**INSTRUCTIONS FOR THE TASK**: Copy every line of the entries that includes the word "repair".

———

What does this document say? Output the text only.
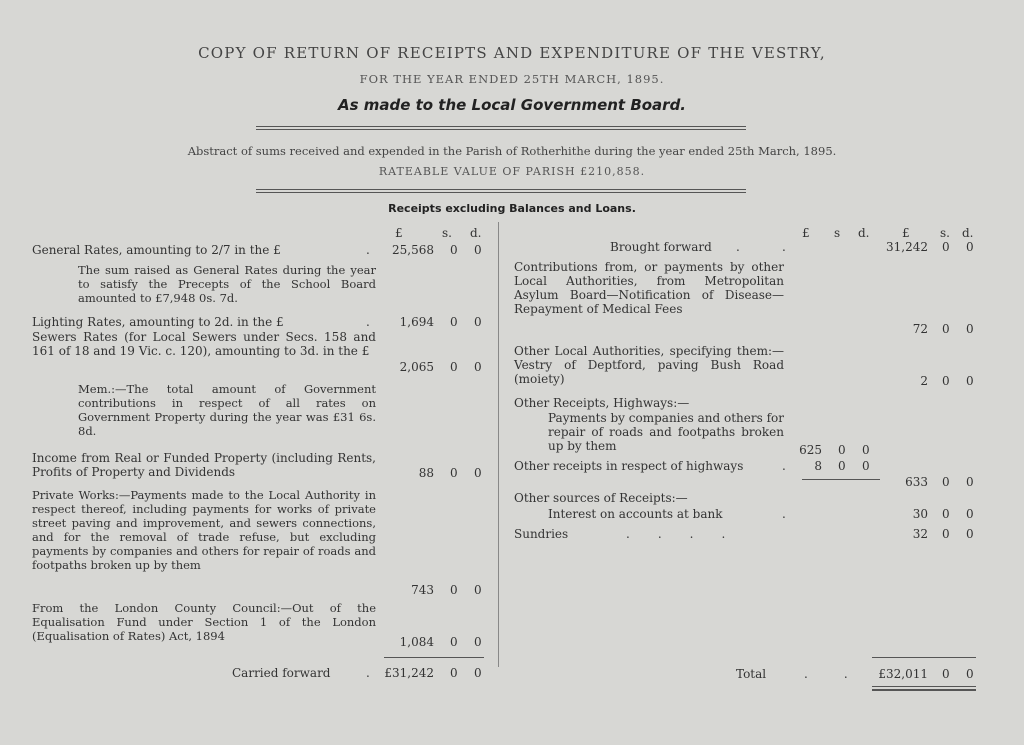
COPY OF RETURN OF RECEIPTS AND EXPENDITURE OF THE VESTRY,
FOR THE YEAR ENDED 25TH MARCH, 1895.
As made to the Local Government Board.
Abstract of sums received and expended in the Parish of Rotherhithe during the year ended 25th March, 1895.
RATEABLE VALUE OF PARISH £210,858.
Receipts excluding Balances and Loans.
£	s. d.
General Rates, amounting to 2/7 in the £	.	25,568 0 0
The sum raised as General Rates during the year to satisfy the Precepts of the School Board amounted to £7,948 0s. 7d.
Lighting Rates, amounting to 2d. in the £	.	1,694 0 0
Sewers Rates (for Local Sewers under Secs. 158 and 161 of 18 and 19 Vic. c. 120), amounting to 3d. in the £
2,065 0 0
Mem.:—The total amount of Government contributions in respect of all rates on Government Property during the year was £31 6s. 8d.
Income from Real or Funded Property (including Rents, Profits of Property and Dividends	88 0 0
Private Works:—Payments made to the Local Authority in respect thereof, including payments for works of private street paving and improvement, and sewers connections, and for the removal of trade refuse, but excluding payments by companies and others for repair of roads and footpaths broken up by them
743 0 0
From the London County Council:—Out of the Equalisation Fund under Section 1 of the London (Equalisation of Rates) Act, 1894	1,084 0 0
Carried forward	.	£31,242 0 0
£ s d.	£	s. d.
Brought forward .	.	31,242 0 0
Contributions from, or payments by other Local Authorities, from Metropolitan Asylum Board—Notification of Disease—Repayment of Medical Fees
72 0 0
Other Local Authorities, specifying them:—Vestry of Deptford, paving Bush Road (moiety)	2 0 0
Other Receipts, Highways:—
Payments by companies and others for repair of roads and footpaths broken up by them	625 0 0
Other receipts in respect of highways	.	8 0 0
633 0 0
Other sources of Receipts:—
Interest on accounts at bank	.	30 0 0
Sundries	....	32 0 0
Total	..
£32,011 0 0
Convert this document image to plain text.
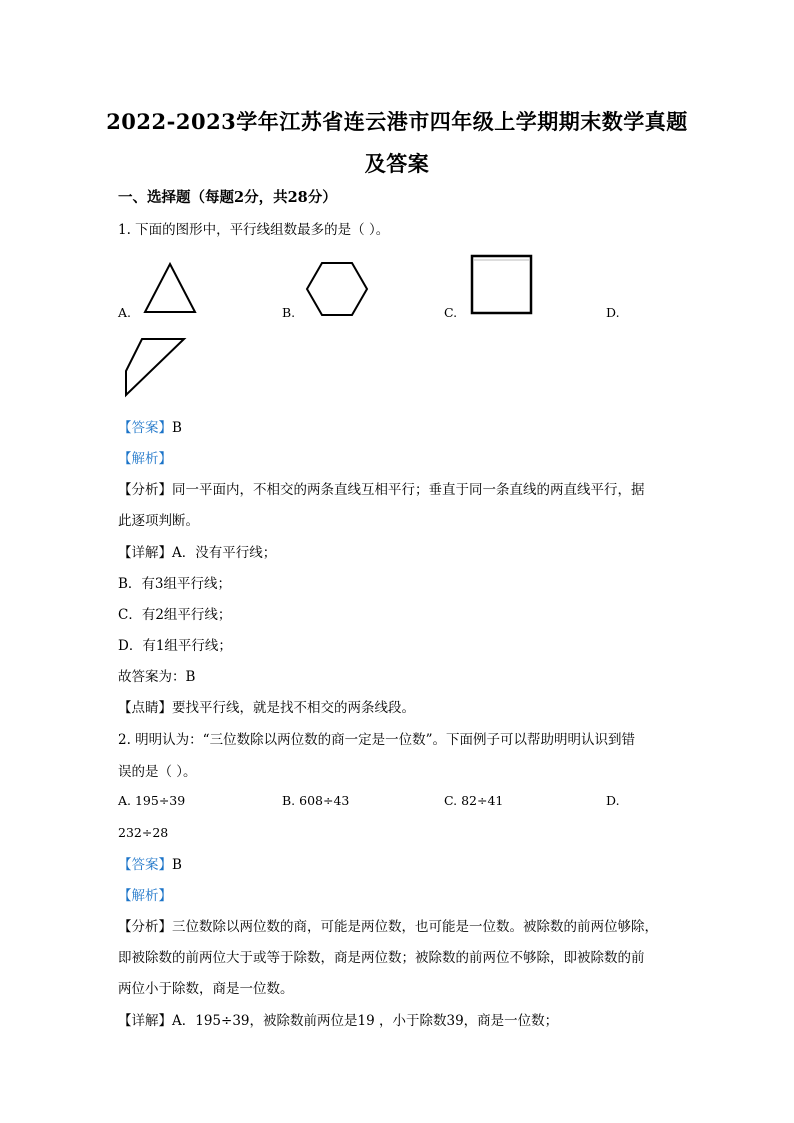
2022-2023学年江苏省连云港市四年级上学期期末数学真题
及答案
一、选择题（每题2分，共28分）
1. 下面的图形中，平行线组数最多的是（ ）。
A.	B.	C.	D.
【答案】B
【解析】
【分析】同一平面内，不相交的两条直线互相平行；垂直于同一条直线的两直线平行，据
此逐项判断。
【详解】A．没有平行线；
B．有3组平行线；
C．有2组平行线；
D．有1组平行线；
故答案为：B
【点睛】要找平行线，就是找不相交的两条线段。
2. 明明认为：“三位数除以两位数的商一定是一位数”。下面例子可以帮助明明认识到错
误的是（ ）。
A. 195÷39	B. 608÷43	C. 82÷41	D.
232÷28
【答案】B
【解析】
【分析】三位数除以两位数的商，可能是两位数，也可能是一位数。被除数的前两位够除，
即被除数的前两位大于或等于除数，商是两位数；被除数的前两位不够除，即被除数的前
两位小于除数，商是一位数。
【详解】A．195÷39，被除数前两位是19 ，小于除数39，商是一位数；
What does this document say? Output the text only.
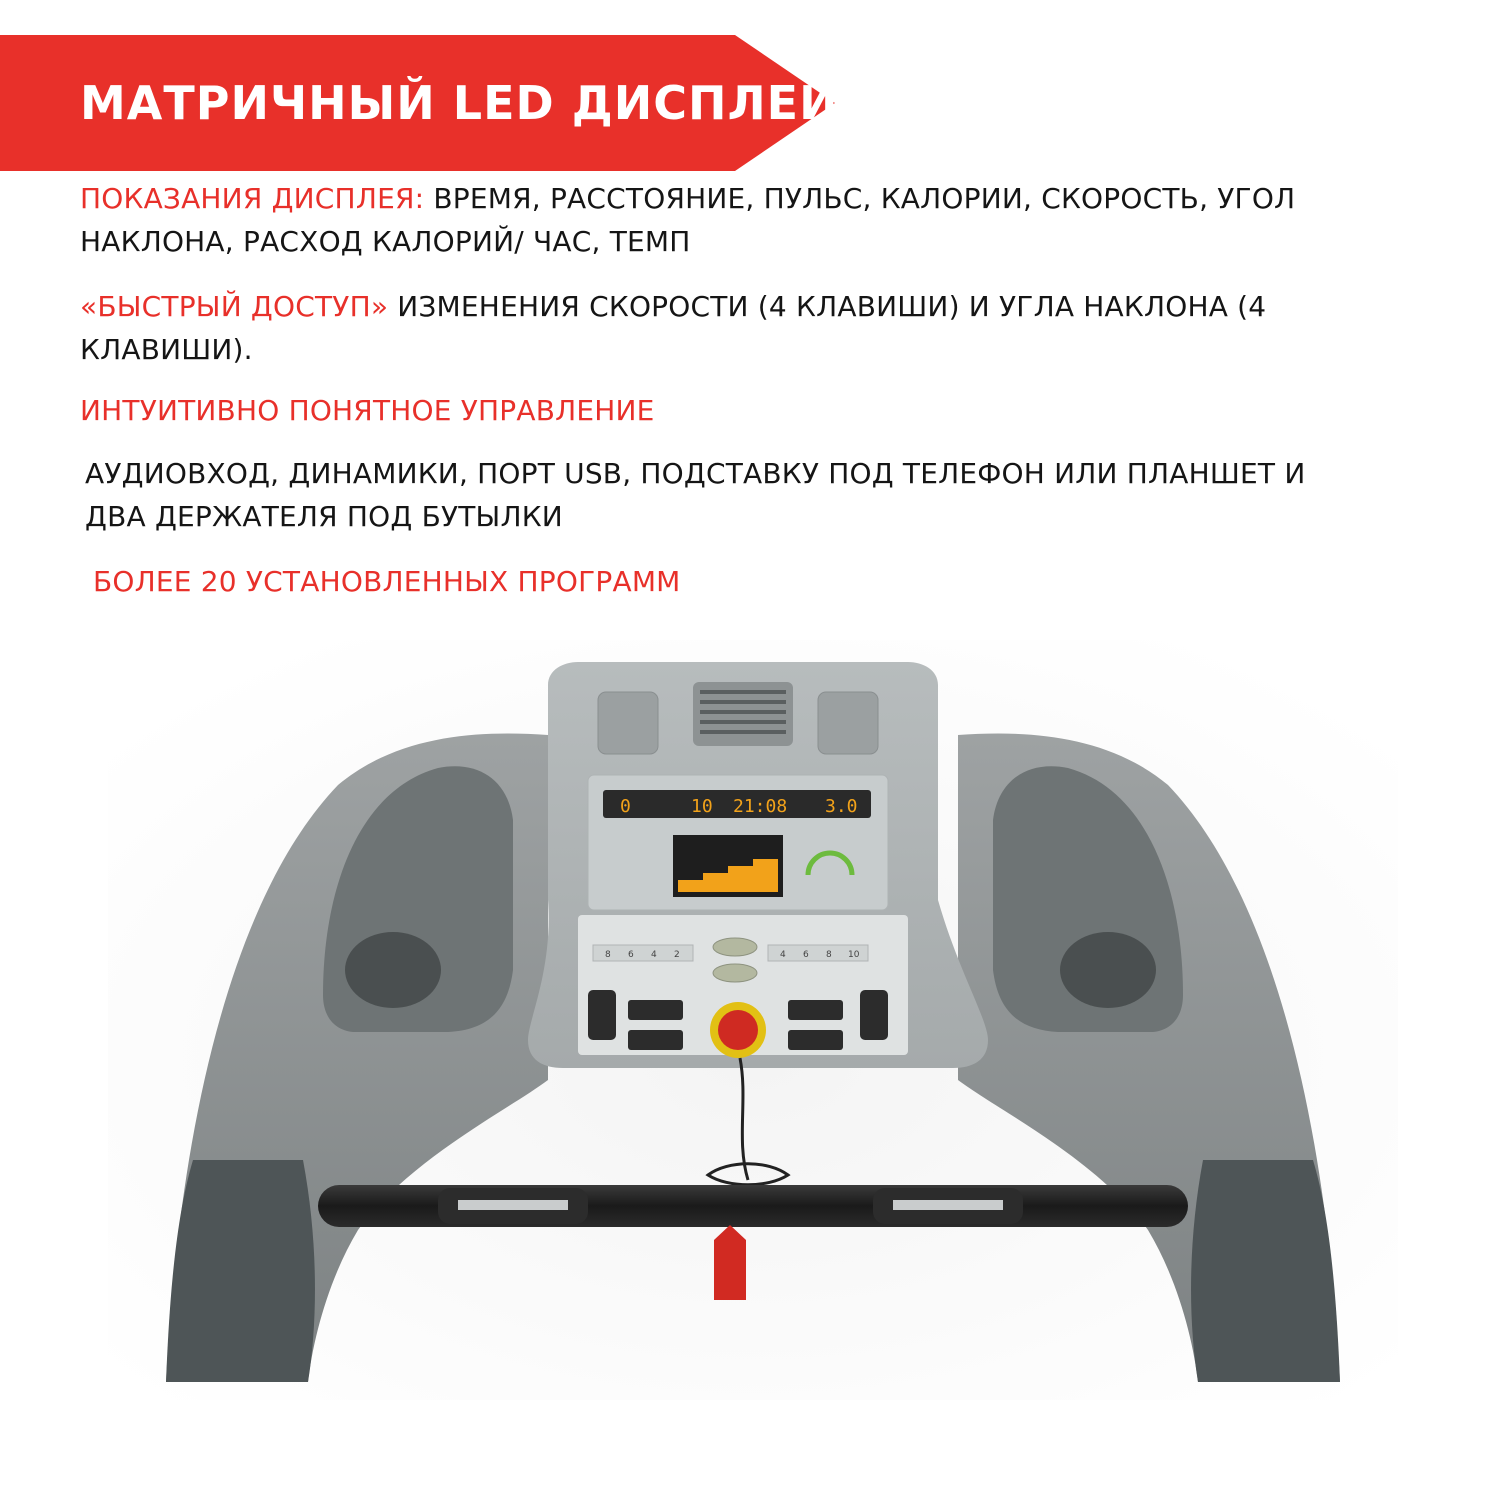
МАТРИЧНЫЙ LED ДИСПЛЕЙ
ПОКАЗАНИЯ ДИСПЛЕЯ: ВРЕМЯ, РАССТОЯНИЕ, ПУЛЬС, КАЛОРИИ, СКОРОСТЬ, УГОЛ
НАКЛОНА, РАСХОД КАЛОРИЙ/ ЧАС, ТЕМП
«БЫСТРЫЙ ДОСТУП» ИЗМЕНЕНИЯ СКОРОСТИ (4 КЛАВИШИ) И УГЛА НАКЛОНА (4
КЛАВИШИ).
ИНТУИТИВНО ПОНЯТНОЕ УПРАВЛЕНИЕ
АУДИОВХОД, ДИНАМИКИ, ПОРТ USB, ПОДСТАВКУ ПОД ТЕЛЕФОН ИЛИ ПЛАНШЕТ И
ДВА ДЕРЖАТЕЛЯ ПОД БУТЫЛКИ
БОЛЕЕ 20 УСТАНОВЛЕННЫХ ПРОГРАММ
0	10 21:08 3.0
8 6 4 2	4 6 8 10
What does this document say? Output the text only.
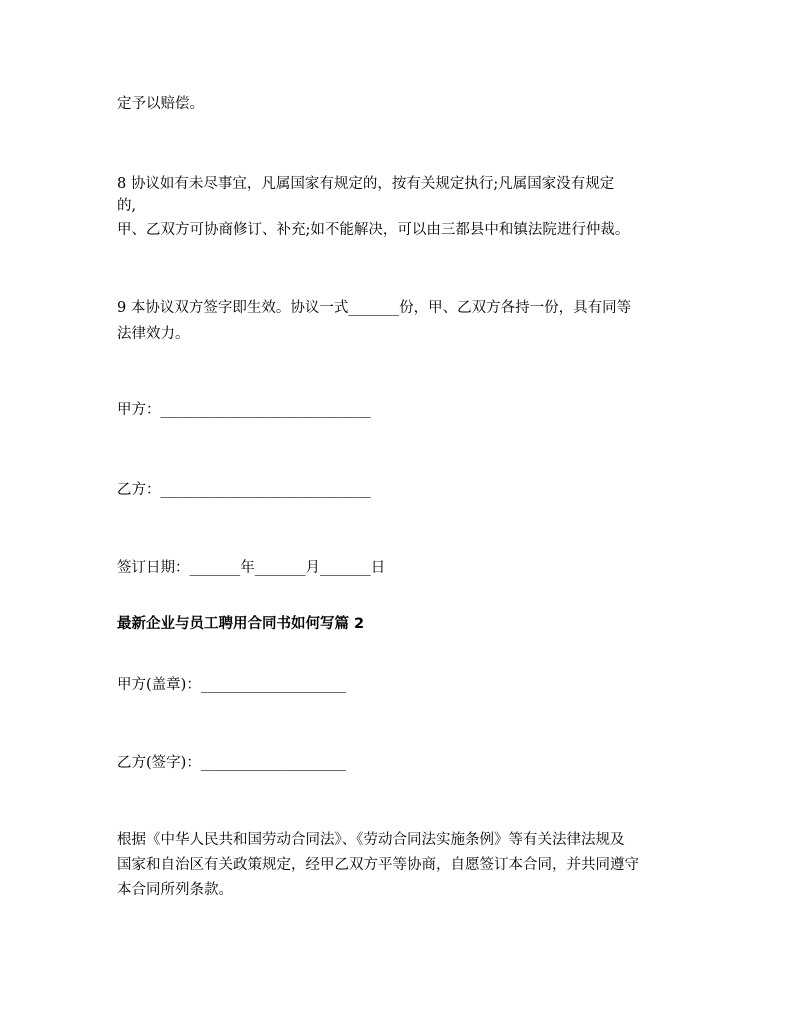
定予以赔偿。
8 协议如有未尽事宜，凡属国家有规定的，按有关规定执行;凡属国家没有规定
的,
甲、乙双方可协商修订、补充;如不能解决，可以由三都县中和镇法院进行仲裁。
9 本协议双方签字即生效。协议一式_______份，甲、乙双方各持一份，具有同等
法律效力。
甲方：_____________________________
乙方：_____________________________
签订日期：_______年_______月_______日
最新企业与员工聘用合同书如何写篇 2
甲方(盖章)：____________________
乙方(签字)：____________________
根据《中华人民共和国劳动合同法》、《劳动合同法实施条例》等有关法律法规及
国家和自治区有关政策规定，经甲乙双方平等协商，自愿签订本合同，并共同遵守
本合同所列条款。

———

**REPLY TO THE EXERCISE**:
Private Works:—Payments made to the Local Authority in respect thereof, including payments for works of private street paving and improvement, and sewers connections, and for the removal of trade refuse, but excluding payments by companies and others for repair of roads and footpaths broken up by them
Payments by companies and others for repair of roads and footpaths broken up by them	625 0 0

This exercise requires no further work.